■ Your goal
Read the records and write them out again exactly.

■ Stored data
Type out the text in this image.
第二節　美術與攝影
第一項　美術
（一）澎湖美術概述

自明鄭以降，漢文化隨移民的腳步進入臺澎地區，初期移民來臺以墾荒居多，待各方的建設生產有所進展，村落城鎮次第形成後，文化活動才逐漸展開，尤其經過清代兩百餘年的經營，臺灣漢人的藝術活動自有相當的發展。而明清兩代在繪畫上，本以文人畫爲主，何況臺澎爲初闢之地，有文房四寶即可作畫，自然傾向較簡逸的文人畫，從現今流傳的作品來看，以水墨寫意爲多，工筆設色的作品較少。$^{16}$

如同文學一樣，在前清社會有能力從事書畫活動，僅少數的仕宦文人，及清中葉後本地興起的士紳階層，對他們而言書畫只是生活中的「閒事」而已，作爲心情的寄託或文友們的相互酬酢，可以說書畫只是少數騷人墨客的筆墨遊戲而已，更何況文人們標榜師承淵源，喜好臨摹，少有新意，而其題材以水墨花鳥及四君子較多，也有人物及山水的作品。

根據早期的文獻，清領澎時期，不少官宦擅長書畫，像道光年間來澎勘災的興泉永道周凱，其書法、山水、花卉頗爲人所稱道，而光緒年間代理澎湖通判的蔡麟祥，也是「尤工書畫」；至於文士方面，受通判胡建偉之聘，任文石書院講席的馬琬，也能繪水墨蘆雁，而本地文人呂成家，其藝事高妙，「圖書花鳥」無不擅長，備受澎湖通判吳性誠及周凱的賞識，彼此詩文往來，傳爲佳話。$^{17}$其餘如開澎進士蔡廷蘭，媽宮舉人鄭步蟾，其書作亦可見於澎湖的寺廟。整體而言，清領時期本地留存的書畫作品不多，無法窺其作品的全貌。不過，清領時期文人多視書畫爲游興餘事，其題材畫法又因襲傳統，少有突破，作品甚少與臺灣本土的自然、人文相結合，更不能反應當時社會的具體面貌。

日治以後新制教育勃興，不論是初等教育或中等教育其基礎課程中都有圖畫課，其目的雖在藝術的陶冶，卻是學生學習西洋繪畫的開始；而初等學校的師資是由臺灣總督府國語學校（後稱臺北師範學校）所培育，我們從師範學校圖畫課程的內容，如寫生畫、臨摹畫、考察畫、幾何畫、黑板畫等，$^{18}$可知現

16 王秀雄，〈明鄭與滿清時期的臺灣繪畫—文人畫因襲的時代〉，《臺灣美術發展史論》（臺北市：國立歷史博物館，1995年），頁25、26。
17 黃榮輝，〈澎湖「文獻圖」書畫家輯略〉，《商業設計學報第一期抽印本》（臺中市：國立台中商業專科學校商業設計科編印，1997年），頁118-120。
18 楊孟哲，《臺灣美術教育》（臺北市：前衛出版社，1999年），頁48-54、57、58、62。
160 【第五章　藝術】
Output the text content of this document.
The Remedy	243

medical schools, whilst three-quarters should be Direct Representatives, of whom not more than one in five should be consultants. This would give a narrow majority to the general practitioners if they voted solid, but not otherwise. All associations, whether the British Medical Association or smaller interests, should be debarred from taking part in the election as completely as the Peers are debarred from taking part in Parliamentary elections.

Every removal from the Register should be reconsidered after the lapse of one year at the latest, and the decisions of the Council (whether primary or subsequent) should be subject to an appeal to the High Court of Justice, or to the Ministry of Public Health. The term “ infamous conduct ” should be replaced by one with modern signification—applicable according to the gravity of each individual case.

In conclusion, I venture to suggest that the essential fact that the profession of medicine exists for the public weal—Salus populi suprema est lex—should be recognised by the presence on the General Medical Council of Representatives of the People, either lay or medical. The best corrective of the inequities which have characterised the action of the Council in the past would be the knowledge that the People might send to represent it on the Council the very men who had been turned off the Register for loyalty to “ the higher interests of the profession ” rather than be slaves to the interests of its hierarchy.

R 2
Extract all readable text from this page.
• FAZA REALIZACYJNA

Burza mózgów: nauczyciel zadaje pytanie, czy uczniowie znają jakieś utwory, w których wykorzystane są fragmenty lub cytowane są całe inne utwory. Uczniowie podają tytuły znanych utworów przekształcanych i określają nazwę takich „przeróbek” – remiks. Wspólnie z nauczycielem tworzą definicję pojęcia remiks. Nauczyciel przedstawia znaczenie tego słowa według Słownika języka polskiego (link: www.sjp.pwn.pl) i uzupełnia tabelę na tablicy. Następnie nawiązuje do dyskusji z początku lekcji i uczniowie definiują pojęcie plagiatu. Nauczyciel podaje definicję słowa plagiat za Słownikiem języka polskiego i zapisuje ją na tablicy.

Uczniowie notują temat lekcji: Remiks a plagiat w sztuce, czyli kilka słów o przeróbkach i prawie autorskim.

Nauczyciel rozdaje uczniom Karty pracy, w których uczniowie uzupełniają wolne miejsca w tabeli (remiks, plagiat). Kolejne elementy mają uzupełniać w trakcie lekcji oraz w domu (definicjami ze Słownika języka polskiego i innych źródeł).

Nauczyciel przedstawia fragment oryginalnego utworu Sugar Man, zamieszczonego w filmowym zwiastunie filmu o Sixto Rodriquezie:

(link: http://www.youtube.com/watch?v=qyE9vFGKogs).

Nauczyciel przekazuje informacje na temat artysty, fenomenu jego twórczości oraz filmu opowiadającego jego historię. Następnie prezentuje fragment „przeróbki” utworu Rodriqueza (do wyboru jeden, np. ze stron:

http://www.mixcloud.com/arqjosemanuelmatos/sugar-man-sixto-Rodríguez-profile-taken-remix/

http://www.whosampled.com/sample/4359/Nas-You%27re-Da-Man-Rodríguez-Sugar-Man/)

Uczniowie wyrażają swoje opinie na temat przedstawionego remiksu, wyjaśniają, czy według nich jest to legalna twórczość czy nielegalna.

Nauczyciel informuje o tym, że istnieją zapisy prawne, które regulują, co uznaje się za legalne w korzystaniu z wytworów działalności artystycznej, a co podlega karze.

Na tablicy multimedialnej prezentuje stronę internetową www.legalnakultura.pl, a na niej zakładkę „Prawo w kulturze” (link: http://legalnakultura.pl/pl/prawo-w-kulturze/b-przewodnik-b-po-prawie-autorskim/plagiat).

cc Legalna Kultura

■ Exercise response
Type out the text in this image.
第二節　美術與攝影
第一項　美術
（一）澎湖美術概述

自明鄭以降，漢文化隨移民的腳步進入臺澎地區，初期移民來臺以墾荒居多，待各方的建設生產有所進展，村落城鎮次第形成後，文化活動才逐漸展開，尤其經過清代兩百餘年的經營，臺灣漢人的藝術活動自有相當的發展。而明清兩代在繪畫上，本以文人畫爲主，何況臺澎爲初闢之地，有文房四寶即可作畫，自然傾向較簡逸的文人畫，從現今流傳的作品來看，以水墨寫意爲多，工筆設色的作品較少。$^{16}$

如同文學一樣，在前清社會有能力從事書畫活動，僅少數的仕宦文人，及清中葉後本地興起的士紳階層，對他們而言書畫只是生活中的「閒事」而已，作爲心情的寄託或文友們的相互酬酢，可以說書畫只是少數騷人墨客的筆墨遊戲而已，更何況文人們標榜師承淵源，喜好臨摹，少有新意，而其題材以水墨花鳥及四君子較多，也有人物及山水的作品。

根據早期的文獻，清領澎時期，不少官宦擅長書畫，像道光年間來澎勘災的興泉永道周凱，其書法、山水、花卉頗爲人所稱道，而光緒年間代理澎湖通判的蔡麟祥，也是「尤工書畫」；至於文士方面，受通判胡建偉之聘，任文石書院講席的馬琬，也能繪水墨蘆雁，而本地文人呂成家，其藝事高妙，「圖書花鳥」無不擅長，備受澎湖通判吳性誠及周凱的賞識，彼此詩文往來，傳爲佳話。$^{17}$其餘如開澎進士蔡廷蘭，媽宮舉人鄭步蟾，其書作亦可見於澎湖的寺廟。整體而言，清領時期本地留存的書畫作品不多，無法窺其作品的全貌。不過，清領時期文人多視書畫爲游興餘事，其題材畫法又因襲傳統，少有突破，作品甚少與臺灣本土的自然、人文相結合，更不能反應當時社會的具體面貌。

日治以後新制教育勃興，不論是初等教育或中等教育其基礎課程中都有圖畫課，其目的雖在藝術的陶冶，卻是學生學習西洋繪畫的開始；而初等學校的師資是由臺灣總督府國語學校（後稱臺北師範學校）所培育，我們從師範學校圖畫課程的內容，如寫生畫、臨摹畫、考察畫、幾何畫、黑板畫等，$^{18}$可知現

16 王秀雄，〈明鄭與滿清時期的臺灣繪畫—文人畫因襲的時代〉，《臺灣美術發展史論》（臺北市：國立歷史博物館，1995年），頁25、26。
17 黃榮輝，〈澎湖「文獻圖」書畫家輯略〉，《商業設計學報第一期抽印本》（臺中市：國立台中商業專科學校商業設計科編印，1997年），頁118-120。
18 楊孟哲，《臺灣美術教育》（臺北市：前衛出版社，1999年），頁48-54、57、58、62。
160 【第五章　藝術】
Output the text content of this document.
The Remedy	243

medical schools, whilst three-quarters should be Direct Representatives, of whom not more than one in five should be consultants. This would give a narrow majority to the general practitioners if they voted solid, but not otherwise. All associations, whether the British Medical Association or smaller interests, should be debarred from taking part in the election as completely as the Peers are debarred from taking part in Parliamentary elections.

Every removal from the Register should be reconsidered after the lapse of one year at the latest, and the decisions of the Council (whether primary or subsequent) should be subject to an appeal to the High Court of Justice, or to the Ministry of Public Health. The term “ infamous conduct ” should be replaced by one with modern signification—applicable according to the gravity of each individual case.

In conclusion, I venture to suggest that the essential fact that the profession of medicine exists for the public weal—Salus populi suprema est lex—should be recognised by the presence on the General Medical Council of Representatives of the People, either lay or medical. The best corrective of the inequities which have characterised the action of the Council in the past would be the knowledge that the People might send to represent it on the Council the very men who had been turned off the Register for loyalty to “ the higher interests of the profession ” rather than be slaves to the interests of its hierarchy.

R 2
Extract all readable text from this page.
• FAZA REALIZACYJNA

Burza mózgów: nauczyciel zadaje pytanie, czy uczniowie znają jakieś utwory, w których wykorzystane są fragmenty lub cytowane są całe inne utwory. Uczniowie podają tytuły znanych utworów przekształcanych i określają nazwę takich „przeróbek” – remiks. Wspólnie z nauczycielem tworzą definicję pojęcia remiks. Nauczyciel przedstawia znaczenie tego słowa według Słownika języka polskiego (link: www.sjp.pwn.pl) i uzupełnia tabelę na tablicy. Następnie nawiązuje do dyskusji z początku lekcji i uczniowie definiują pojęcie plagiatu. Nauczyciel podaje definicję słowa plagiat za Słownikiem języka polskiego i zapisuje ją na tablicy.

Uczniowie notują temat lekcji: Remiks a plagiat w sztuce, czyli kilka słów o przeróbkach i prawie autorskim.

Nauczyciel rozdaje uczniom Karty pracy, w których uczniowie uzupełniają wolne miejsca w tabeli (remiks, plagiat). Kolejne elementy mają uzupełniać w trakcie lekcji oraz w domu (definicjami ze Słownika języka polskiego i innych źródeł).

Nauczyciel przedstawia fragment oryginalnego utworu Sugar Man, zamieszczonego w filmowym zwiastunie filmu o Sixto Rodriquezie:

(link: http://www.youtube.com/watch?v=qyE9vFGKogs).

Nauczyciel przekazuje informacje na temat artysty, fenomenu jego twórczości oraz filmu opowiadającego jego historię. Następnie prezentuje fragment „przeróbki” utworu Rodriqueza (do wyboru jeden, np. ze stron:

http://www.mixcloud.com/arqjosemanuelmatos/sugar-man-sixto-Rodríguez-profile-taken-remix/

http://www.whosampled.com/sample/4359/Nas-You%27re-Da-Man-Rodríguez-Sugar-Man/)

Uczniowie wyrażają swoje opinie na temat przedstawionego remiksu, wyjaśniają, czy według nich jest to legalna twórczość czy nielegalna.

Nauczyciel informuje o tym, że istnieją zapisy prawne, które regulują, co uznaje się za legalne w korzystaniu z wytworów działalności artystycznej, a co podlega karze.

Na tablicy multimedialnej prezentuje stronę internetową www.legalnakultura.pl, a na niej zakładkę „Prawo w kulturze” (link: http://legalnakultura.pl/pl/prawo-w-kulturze/b-przewodnik-b-po-prawie-autorskim/plagiat).

cc Legalna Kultura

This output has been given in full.